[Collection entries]
»»
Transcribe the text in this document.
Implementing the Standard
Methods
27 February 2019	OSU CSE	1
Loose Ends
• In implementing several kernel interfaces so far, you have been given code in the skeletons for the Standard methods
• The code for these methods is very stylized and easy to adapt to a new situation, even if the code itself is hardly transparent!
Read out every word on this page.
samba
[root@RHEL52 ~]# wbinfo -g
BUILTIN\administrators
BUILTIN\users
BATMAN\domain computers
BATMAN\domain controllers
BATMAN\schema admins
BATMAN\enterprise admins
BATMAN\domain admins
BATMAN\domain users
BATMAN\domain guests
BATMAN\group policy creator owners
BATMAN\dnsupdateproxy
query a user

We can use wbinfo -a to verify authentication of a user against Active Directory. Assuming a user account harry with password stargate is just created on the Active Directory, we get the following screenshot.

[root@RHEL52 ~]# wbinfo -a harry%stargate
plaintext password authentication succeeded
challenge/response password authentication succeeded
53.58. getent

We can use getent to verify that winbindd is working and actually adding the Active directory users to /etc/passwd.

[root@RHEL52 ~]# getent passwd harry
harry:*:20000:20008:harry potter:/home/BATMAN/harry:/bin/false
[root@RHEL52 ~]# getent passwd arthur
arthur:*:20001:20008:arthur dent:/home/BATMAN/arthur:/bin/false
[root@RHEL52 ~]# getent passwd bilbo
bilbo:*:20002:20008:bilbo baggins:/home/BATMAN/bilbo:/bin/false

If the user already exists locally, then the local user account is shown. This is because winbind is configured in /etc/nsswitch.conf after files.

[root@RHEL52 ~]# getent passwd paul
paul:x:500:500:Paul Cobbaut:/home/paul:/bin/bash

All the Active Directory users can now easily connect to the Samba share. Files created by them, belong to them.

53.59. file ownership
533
««
→ **GIVEN EXERCISE**: Return each line where "code" shows up.

→ **THE REPLY**:
• In implementing several kernel interfaces so far, you have been given code in the skeletons for the Standard methods
• The code for these methods is very stylized and easy to adapt to a new situation, even if the code itself is hardly transparent!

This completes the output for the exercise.